### Job
Pick out each line in these entries that contains the string "JSON".

### Input material
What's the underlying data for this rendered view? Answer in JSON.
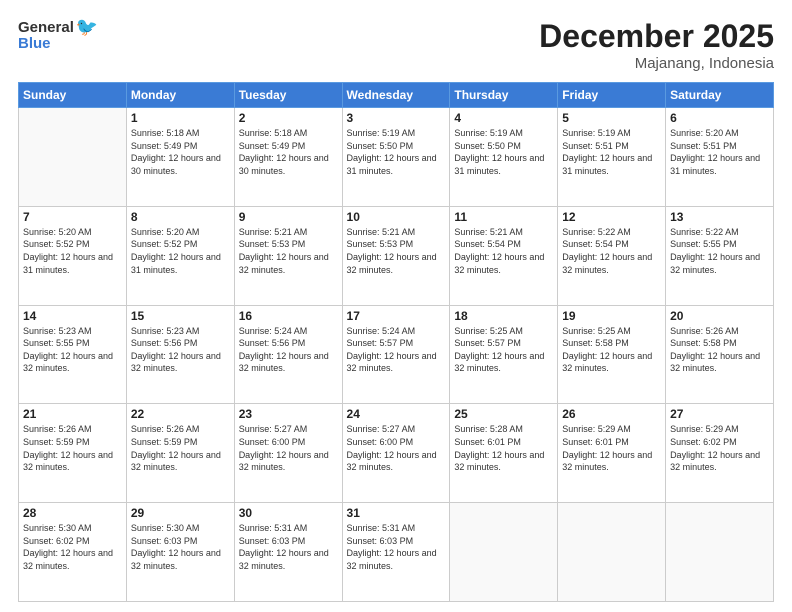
{
  "logo": {
    "general": "General",
    "blue": "Blue"
  },
  "header": {
    "month_year": "December 2025",
    "location": "Majanang, Indonesia"
  },
  "weekdays": [
    "Sunday",
    "Monday",
    "Tuesday",
    "Wednesday",
    "Thursday",
    "Friday",
    "Saturday"
  ],
  "weeks": [
    [
      {
        "day": "",
        "sunrise": "",
        "sunset": "",
        "daylight": ""
      },
      {
        "day": "1",
        "sunrise": "5:18 AM",
        "sunset": "5:49 PM",
        "daylight": "12 hours and 30 minutes."
      },
      {
        "day": "2",
        "sunrise": "5:18 AM",
        "sunset": "5:49 PM",
        "daylight": "12 hours and 30 minutes."
      },
      {
        "day": "3",
        "sunrise": "5:19 AM",
        "sunset": "5:50 PM",
        "daylight": "12 hours and 31 minutes."
      },
      {
        "day": "4",
        "sunrise": "5:19 AM",
        "sunset": "5:50 PM",
        "daylight": "12 hours and 31 minutes."
      },
      {
        "day": "5",
        "sunrise": "5:19 AM",
        "sunset": "5:51 PM",
        "daylight": "12 hours and 31 minutes."
      },
      {
        "day": "6",
        "sunrise": "5:20 AM",
        "sunset": "5:51 PM",
        "daylight": "12 hours and 31 minutes."
      }
    ],
    [
      {
        "day": "7",
        "sunrise": "5:20 AM",
        "sunset": "5:52 PM",
        "daylight": "12 hours and 31 minutes."
      },
      {
        "day": "8",
        "sunrise": "5:20 AM",
        "sunset": "5:52 PM",
        "daylight": "12 hours and 31 minutes."
      },
      {
        "day": "9",
        "sunrise": "5:21 AM",
        "sunset": "5:53 PM",
        "daylight": "12 hours and 32 minutes."
      },
      {
        "day": "10",
        "sunrise": "5:21 AM",
        "sunset": "5:53 PM",
        "daylight": "12 hours and 32 minutes."
      },
      {
        "day": "11",
        "sunrise": "5:21 AM",
        "sunset": "5:54 PM",
        "daylight": "12 hours and 32 minutes."
      },
      {
        "day": "12",
        "sunrise": "5:22 AM",
        "sunset": "5:54 PM",
        "daylight": "12 hours and 32 minutes."
      },
      {
        "day": "13",
        "sunrise": "5:22 AM",
        "sunset": "5:55 PM",
        "daylight": "12 hours and 32 minutes."
      }
    ],
    [
      {
        "day": "14",
        "sunrise": "5:23 AM",
        "sunset": "5:55 PM",
        "daylight": "12 hours and 32 minutes."
      },
      {
        "day": "15",
        "sunrise": "5:23 AM",
        "sunset": "5:56 PM",
        "daylight": "12 hours and 32 minutes."
      },
      {
        "day": "16",
        "sunrise": "5:24 AM",
        "sunset": "5:56 PM",
        "daylight": "12 hours and 32 minutes."
      },
      {
        "day": "17",
        "sunrise": "5:24 AM",
        "sunset": "5:57 PM",
        "daylight": "12 hours and 32 minutes."
      },
      {
        "day": "18",
        "sunrise": "5:25 AM",
        "sunset": "5:57 PM",
        "daylight": "12 hours and 32 minutes."
      },
      {
        "day": "19",
        "sunrise": "5:25 AM",
        "sunset": "5:58 PM",
        "daylight": "12 hours and 32 minutes."
      },
      {
        "day": "20",
        "sunrise": "5:26 AM",
        "sunset": "5:58 PM",
        "daylight": "12 hours and 32 minutes."
      }
    ],
    [
      {
        "day": "21",
        "sunrise": "5:26 AM",
        "sunset": "5:59 PM",
        "daylight": "12 hours and 32 minutes."
      },
      {
        "day": "22",
        "sunrise": "5:26 AM",
        "sunset": "5:59 PM",
        "daylight": "12 hours and 32 minutes."
      },
      {
        "day": "23",
        "sunrise": "5:27 AM",
        "sunset": "6:00 PM",
        "daylight": "12 hours and 32 minutes."
      },
      {
        "day": "24",
        "sunrise": "5:27 AM",
        "sunset": "6:00 PM",
        "daylight": "12 hours and 32 minutes."
      },
      {
        "day": "25",
        "sunrise": "5:28 AM",
        "sunset": "6:01 PM",
        "daylight": "12 hours and 32 minutes."
      },
      {
        "day": "26",
        "sunrise": "5:29 AM",
        "sunset": "6:01 PM",
        "daylight": "12 hours and 32 minutes."
      },
      {
        "day": "27",
        "sunrise": "5:29 AM",
        "sunset": "6:02 PM",
        "daylight": "12 hours and 32 minutes."
      }
    ],
    [
      {
        "day": "28",
        "sunrise": "5:30 AM",
        "sunset": "6:02 PM",
        "daylight": "12 hours and 32 minutes."
      },
      {
        "day": "29",
        "sunrise": "5:30 AM",
        "sunset": "6:03 PM",
        "daylight": "12 hours and 32 minutes."
      },
      {
        "day": "30",
        "sunrise": "5:31 AM",
        "sunset": "6:03 PM",
        "daylight": "12 hours and 32 minutes."
      },
      {
        "day": "31",
        "sunrise": "5:31 AM",
        "sunset": "6:03 PM",
        "daylight": "12 hours and 32 minutes."
      },
      {
        "day": "",
        "sunrise": "",
        "sunset": "",
        "daylight": ""
      },
      {
        "day": "",
        "sunrise": "",
        "sunset": "",
        "daylight": ""
      },
      {
        "day": "",
        "sunrise": "",
        "sunset": "",
        "daylight": ""
      }
    ]
  ],
  "labels": {
    "sunrise": "Sunrise:",
    "sunset": "Sunset:",
    "daylight": "Daylight:"
  }
}
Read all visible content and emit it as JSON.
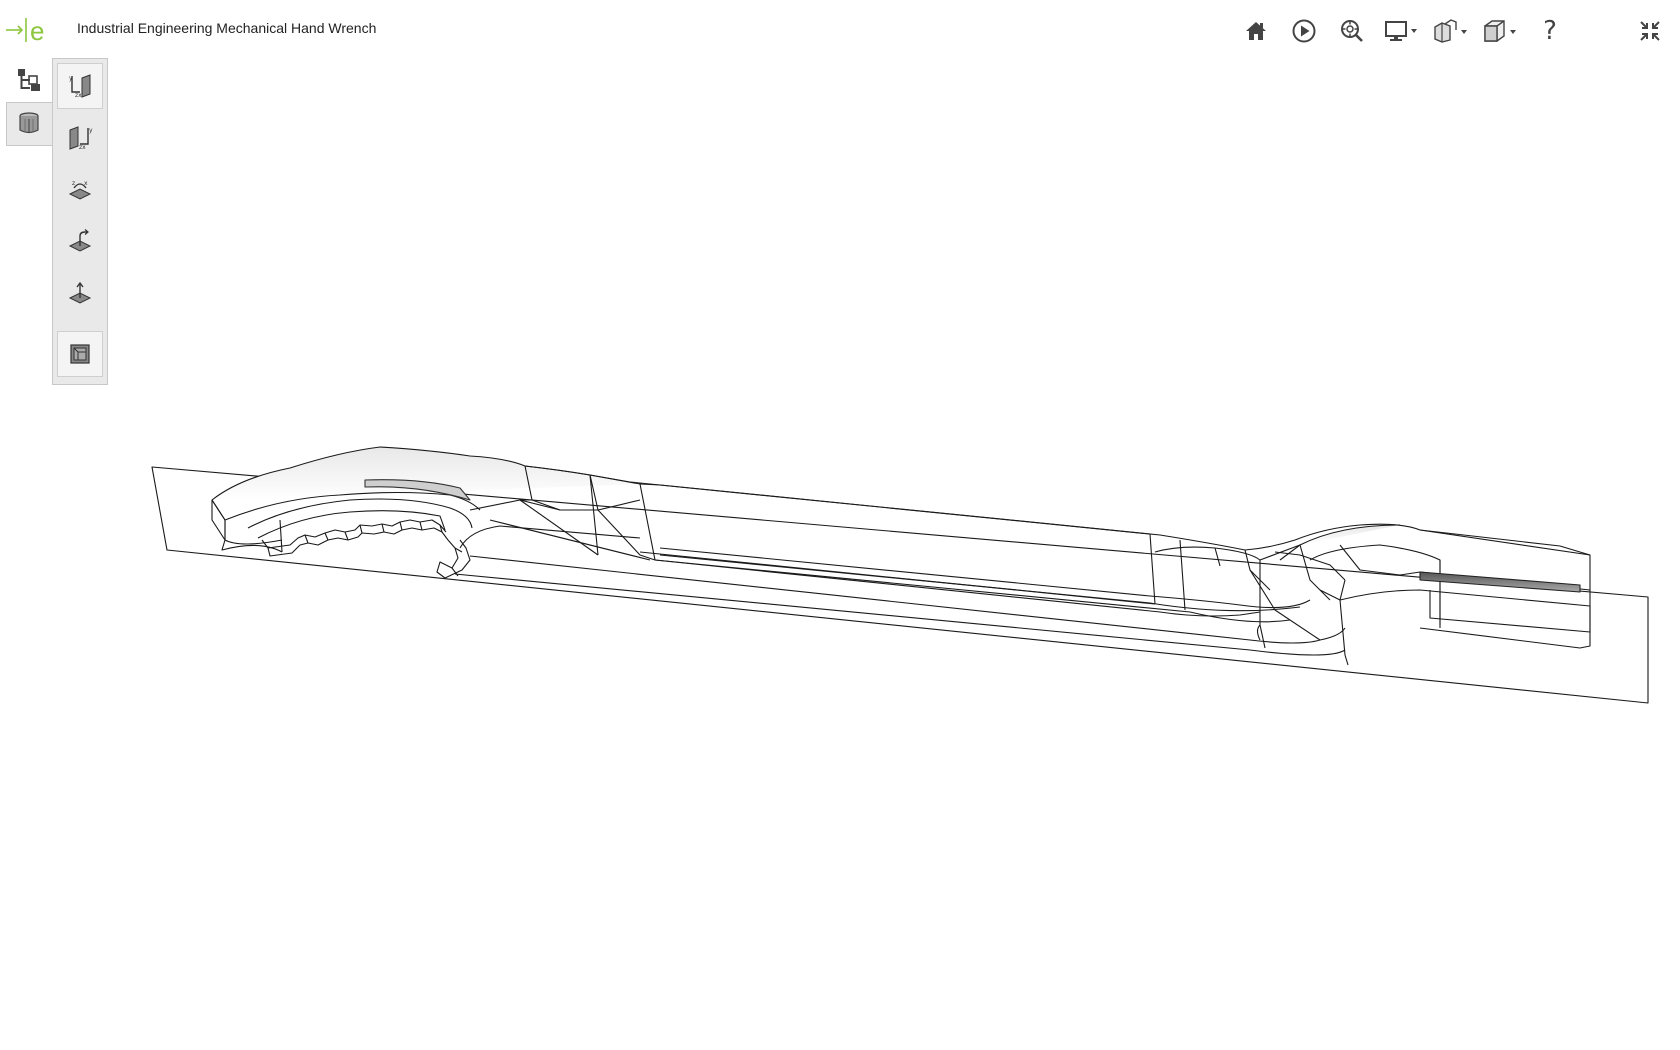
{
  "header": {
    "title": "Industrial Engineering Mechanical Hand Wrench",
    "logo_letter": "e",
    "accent_color": "#8dc63f"
  },
  "toolbar": {
    "items": [
      {
        "icon": "home-icon"
      },
      {
        "icon": "play-icon"
      },
      {
        "icon": "zoom-fit-icon"
      },
      {
        "icon": "display-mode-icon",
        "dropdown": true
      },
      {
        "icon": "explode-view-icon",
        "dropdown": true
      },
      {
        "icon": "view-cube-icon",
        "dropdown": true
      },
      {
        "icon": "help-icon",
        "glyph": "?"
      },
      {
        "icon": "fullscreen-exit-icon"
      }
    ]
  },
  "side_tabs": [
    {
      "icon": "assembly-tree-icon",
      "active": false
    },
    {
      "icon": "section-views-icon",
      "active": true
    }
  ],
  "section_tools": [
    {
      "icon": "section-plane-yz-icon",
      "boxed": true
    },
    {
      "icon": "section-plane-zy-icon",
      "boxed": false
    },
    {
      "icon": "section-plane-xz-icon",
      "boxed": false
    },
    {
      "icon": "section-rotate-icon",
      "boxed": false
    },
    {
      "icon": "section-move-icon",
      "boxed": false
    },
    {
      "icon": "section-cap-icon",
      "boxed": true
    }
  ],
  "model": {
    "render_style": "wireframe-with-hidden-edges",
    "stroke_color": "#1a1a1a"
  }
}
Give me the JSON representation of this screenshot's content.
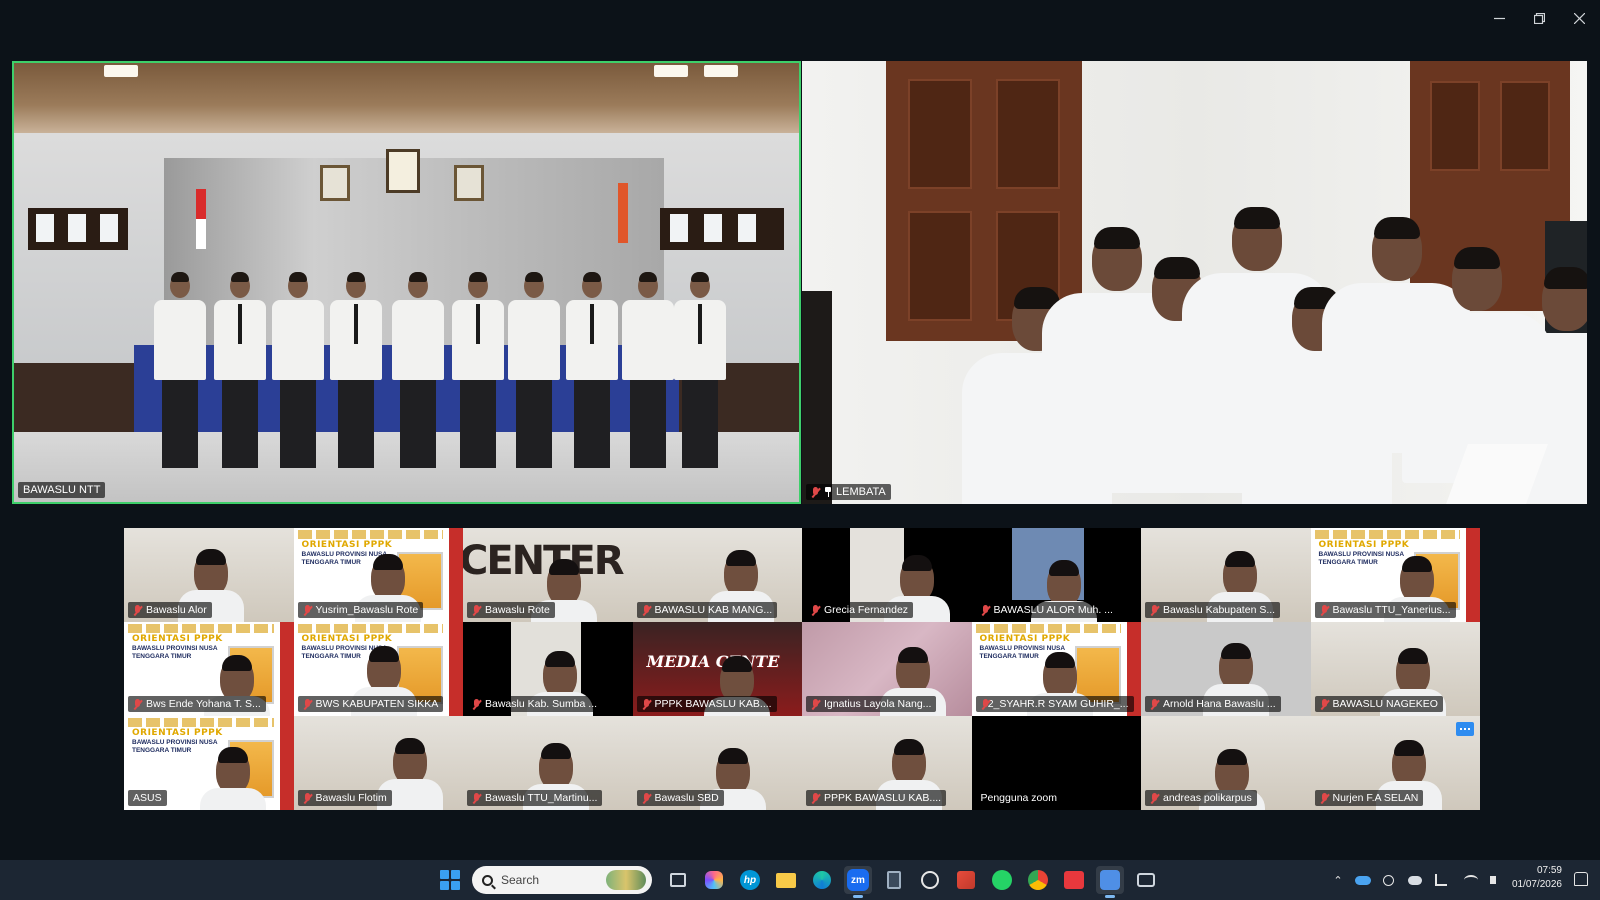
{
  "window": {
    "minimize_label": "—",
    "restore_label": "❐",
    "close_label": "✕"
  },
  "speakers": [
    {
      "name": "BAWASLU NTT",
      "active": true
    },
    {
      "name": "LEMBATA",
      "pinned": true,
      "muted": true
    }
  ],
  "gallery": [
    {
      "name": "Bawaslu  Alor",
      "muted": true
    },
    {
      "name": "Yusrim_Bawaslu Rote",
      "muted": true
    },
    {
      "name": "Bawaslu Rote",
      "muted": true,
      "overlay_text": "CENTER"
    },
    {
      "name": "BAWASLU KAB MANG...",
      "muted": true
    },
    {
      "name": "Grecia Fernandez",
      "muted": true
    },
    {
      "name": "BAWASLU ALOR Muh. ...",
      "muted": true
    },
    {
      "name": "Bawaslu Kabupaten S...",
      "muted": true
    },
    {
      "name": "Bawaslu TTU_Yanerius...",
      "muted": true
    },
    {
      "name": "Bws Ende Yohana T. S...",
      "muted": true
    },
    {
      "name": "BWS KABUPATEN SIKKA",
      "muted": true
    },
    {
      "name": "Bawaslu Kab. Sumba ...",
      "muted": true
    },
    {
      "name": "PPPK BAWASLU KAB....",
      "muted": true,
      "overlay_text": "MEDIA CENTE"
    },
    {
      "name": "Ignatius Layola Nang...",
      "muted": true
    },
    {
      "name": "2_SYAHR.R SYAM GUHIR_...",
      "muted": true
    },
    {
      "name": "Arnold Hana Bawaslu ...",
      "muted": true
    },
    {
      "name": "BAWASLU NAGEKEO",
      "muted": true
    },
    {
      "name": "ASUS",
      "muted": false
    },
    {
      "name": "Bawaslu Flotim",
      "muted": true
    },
    {
      "name": "Bawaslu TTU_Martinu...",
      "muted": true
    },
    {
      "name": "Bawaslu SBD",
      "muted": true
    },
    {
      "name": "PPPK BAWASLU KAB....",
      "muted": true
    },
    {
      "name": "Pengguna zoom",
      "muted": false
    },
    {
      "name": "andreas polikarpus",
      "muted": true
    },
    {
      "name": "Nurjen F.A SELAN",
      "muted": true
    }
  ],
  "banner": {
    "title": "ORIENTASI PPPK",
    "subtitle": "BAWASLU PROVINSI NUSA TENGGARA TIMUR"
  },
  "taskbar": {
    "search_placeholder": "Search",
    "apps": [
      "task-view-icon",
      "copilot-icon",
      "hp-icon",
      "file-explorer-icon",
      "edge-icon",
      "zoom-icon",
      "calculator-icon",
      "clock-icon",
      "office-icon",
      "whatsapp-icon",
      "chrome-icon",
      "wps-icon",
      "pen-app-icon",
      "camera-icon"
    ],
    "zoom_label": "zm",
    "hp_label": "hp",
    "time": "07:59",
    "date": "01/07/2026"
  },
  "colors": {
    "active_speaker_border": "#3ecf6a",
    "mute_red": "#e04848",
    "accent_blue": "#2e8cf0"
  }
}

### Full output
What's the underlying data for this rendered view? Answer in JSON.
Read all visible content and emit it as JSON.
Give me the JSON representation of this screenshot's content.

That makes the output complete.